[begin Extracted data]

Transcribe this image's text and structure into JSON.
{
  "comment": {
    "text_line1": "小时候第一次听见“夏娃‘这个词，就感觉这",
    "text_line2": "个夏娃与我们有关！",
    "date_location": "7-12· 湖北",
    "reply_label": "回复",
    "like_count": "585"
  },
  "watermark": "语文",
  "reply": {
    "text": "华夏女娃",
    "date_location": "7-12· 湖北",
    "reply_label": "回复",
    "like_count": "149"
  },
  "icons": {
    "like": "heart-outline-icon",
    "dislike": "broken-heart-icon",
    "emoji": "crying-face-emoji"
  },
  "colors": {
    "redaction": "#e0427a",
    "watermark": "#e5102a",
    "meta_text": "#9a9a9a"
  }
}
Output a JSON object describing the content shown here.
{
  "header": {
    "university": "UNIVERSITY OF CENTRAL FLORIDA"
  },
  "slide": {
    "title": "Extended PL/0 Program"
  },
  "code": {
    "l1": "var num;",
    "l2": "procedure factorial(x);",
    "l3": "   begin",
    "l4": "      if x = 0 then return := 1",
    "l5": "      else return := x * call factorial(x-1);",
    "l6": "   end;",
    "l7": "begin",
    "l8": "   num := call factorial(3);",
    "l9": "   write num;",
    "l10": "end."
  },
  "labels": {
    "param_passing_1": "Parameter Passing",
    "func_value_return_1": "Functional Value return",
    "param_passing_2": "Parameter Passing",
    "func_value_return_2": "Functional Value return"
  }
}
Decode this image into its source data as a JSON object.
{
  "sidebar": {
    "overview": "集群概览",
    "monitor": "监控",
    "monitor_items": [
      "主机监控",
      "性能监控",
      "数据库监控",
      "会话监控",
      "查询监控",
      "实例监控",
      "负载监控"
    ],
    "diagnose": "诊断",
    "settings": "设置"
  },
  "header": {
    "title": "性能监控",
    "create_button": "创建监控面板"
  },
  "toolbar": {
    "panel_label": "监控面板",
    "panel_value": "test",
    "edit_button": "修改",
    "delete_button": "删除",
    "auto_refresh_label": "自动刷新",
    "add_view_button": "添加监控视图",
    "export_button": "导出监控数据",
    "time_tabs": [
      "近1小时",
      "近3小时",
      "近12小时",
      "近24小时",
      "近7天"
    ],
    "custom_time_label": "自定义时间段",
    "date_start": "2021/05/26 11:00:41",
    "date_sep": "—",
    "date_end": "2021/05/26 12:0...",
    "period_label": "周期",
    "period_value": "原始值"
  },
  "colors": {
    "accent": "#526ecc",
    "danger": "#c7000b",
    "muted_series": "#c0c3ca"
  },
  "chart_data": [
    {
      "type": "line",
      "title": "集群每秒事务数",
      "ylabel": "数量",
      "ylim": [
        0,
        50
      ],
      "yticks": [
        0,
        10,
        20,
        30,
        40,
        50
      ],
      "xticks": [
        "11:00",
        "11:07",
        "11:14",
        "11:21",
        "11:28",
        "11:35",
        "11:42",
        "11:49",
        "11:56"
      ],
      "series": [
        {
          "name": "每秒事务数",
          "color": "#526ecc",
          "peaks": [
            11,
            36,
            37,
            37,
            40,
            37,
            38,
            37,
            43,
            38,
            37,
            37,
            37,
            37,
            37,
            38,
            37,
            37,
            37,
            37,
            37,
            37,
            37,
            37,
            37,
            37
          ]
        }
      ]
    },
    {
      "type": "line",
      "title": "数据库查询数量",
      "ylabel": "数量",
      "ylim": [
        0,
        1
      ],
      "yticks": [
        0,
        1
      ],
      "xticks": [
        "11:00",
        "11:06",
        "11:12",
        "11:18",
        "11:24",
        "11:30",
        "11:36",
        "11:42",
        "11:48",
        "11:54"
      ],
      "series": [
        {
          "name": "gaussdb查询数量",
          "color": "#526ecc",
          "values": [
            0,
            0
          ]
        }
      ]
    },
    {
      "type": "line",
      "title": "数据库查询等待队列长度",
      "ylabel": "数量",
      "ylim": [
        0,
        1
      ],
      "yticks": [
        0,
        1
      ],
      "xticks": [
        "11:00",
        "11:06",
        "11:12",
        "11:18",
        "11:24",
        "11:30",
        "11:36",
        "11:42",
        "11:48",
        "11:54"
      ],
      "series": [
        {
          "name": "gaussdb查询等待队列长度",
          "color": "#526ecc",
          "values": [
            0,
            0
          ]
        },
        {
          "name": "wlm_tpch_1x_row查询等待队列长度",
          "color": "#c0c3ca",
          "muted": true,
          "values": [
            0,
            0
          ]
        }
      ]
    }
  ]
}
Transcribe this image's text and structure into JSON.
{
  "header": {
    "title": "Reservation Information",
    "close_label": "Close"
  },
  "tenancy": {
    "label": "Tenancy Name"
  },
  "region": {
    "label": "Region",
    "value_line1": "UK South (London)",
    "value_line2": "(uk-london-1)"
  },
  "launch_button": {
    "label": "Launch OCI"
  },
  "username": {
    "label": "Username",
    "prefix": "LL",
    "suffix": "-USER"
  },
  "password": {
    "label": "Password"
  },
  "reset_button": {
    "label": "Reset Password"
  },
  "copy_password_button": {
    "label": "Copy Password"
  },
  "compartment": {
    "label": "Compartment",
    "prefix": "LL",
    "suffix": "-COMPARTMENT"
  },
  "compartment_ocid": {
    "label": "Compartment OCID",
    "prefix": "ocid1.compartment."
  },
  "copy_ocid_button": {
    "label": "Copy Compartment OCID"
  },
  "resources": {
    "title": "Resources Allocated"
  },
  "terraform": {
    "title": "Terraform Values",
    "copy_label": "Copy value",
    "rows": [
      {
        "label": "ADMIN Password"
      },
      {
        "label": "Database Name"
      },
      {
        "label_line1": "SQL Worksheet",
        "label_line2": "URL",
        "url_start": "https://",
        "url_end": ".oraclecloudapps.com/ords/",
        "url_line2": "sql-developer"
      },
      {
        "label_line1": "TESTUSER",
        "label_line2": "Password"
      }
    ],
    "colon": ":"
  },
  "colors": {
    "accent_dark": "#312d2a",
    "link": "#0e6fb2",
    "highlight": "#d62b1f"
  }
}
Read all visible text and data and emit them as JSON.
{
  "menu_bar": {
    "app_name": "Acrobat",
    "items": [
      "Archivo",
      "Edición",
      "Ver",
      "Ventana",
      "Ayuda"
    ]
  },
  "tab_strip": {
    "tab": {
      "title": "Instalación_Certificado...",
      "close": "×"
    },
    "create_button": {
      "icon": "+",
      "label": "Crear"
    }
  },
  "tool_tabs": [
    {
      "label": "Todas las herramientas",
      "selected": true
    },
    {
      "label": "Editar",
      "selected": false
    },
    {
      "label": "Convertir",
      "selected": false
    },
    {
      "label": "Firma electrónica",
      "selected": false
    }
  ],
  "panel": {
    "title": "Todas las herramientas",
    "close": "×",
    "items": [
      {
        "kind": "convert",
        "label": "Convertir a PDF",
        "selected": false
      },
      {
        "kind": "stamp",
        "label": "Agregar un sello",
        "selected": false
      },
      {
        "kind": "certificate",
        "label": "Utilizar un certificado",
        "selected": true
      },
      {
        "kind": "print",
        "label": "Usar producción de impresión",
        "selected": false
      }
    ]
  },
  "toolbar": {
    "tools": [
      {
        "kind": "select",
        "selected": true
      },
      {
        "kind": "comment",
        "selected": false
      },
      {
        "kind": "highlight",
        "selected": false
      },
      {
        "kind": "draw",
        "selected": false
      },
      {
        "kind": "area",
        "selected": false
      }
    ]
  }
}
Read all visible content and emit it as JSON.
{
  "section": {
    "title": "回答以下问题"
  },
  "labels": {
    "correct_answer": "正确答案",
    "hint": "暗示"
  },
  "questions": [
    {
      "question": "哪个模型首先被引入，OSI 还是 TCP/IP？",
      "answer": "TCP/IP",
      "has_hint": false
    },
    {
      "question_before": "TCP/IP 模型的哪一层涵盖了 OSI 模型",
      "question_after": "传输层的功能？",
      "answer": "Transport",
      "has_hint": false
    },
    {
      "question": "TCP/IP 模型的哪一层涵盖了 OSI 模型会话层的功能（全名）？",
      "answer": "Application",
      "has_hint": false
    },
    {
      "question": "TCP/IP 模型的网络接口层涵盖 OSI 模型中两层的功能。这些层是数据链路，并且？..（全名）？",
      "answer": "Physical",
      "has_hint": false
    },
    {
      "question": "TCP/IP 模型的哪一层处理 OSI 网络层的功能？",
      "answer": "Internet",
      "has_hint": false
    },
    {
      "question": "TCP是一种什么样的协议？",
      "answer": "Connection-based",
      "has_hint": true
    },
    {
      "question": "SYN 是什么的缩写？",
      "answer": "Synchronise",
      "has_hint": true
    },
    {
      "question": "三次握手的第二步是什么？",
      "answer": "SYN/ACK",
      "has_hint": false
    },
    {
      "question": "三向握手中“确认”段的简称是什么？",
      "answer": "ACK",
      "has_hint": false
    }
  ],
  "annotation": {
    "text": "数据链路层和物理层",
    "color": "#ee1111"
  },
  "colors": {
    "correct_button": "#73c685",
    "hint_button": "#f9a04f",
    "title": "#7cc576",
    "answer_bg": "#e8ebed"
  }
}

[end Extracted data]

Stated problem:
Find all the lines containing "factorial" in the material, then copy them.

Solution for this exercise:
    "l2": "procedure factorial(x);",
    "l5": "      else return := x * call factorial(x-1);",
    "l8": "   num := call factorial(3);",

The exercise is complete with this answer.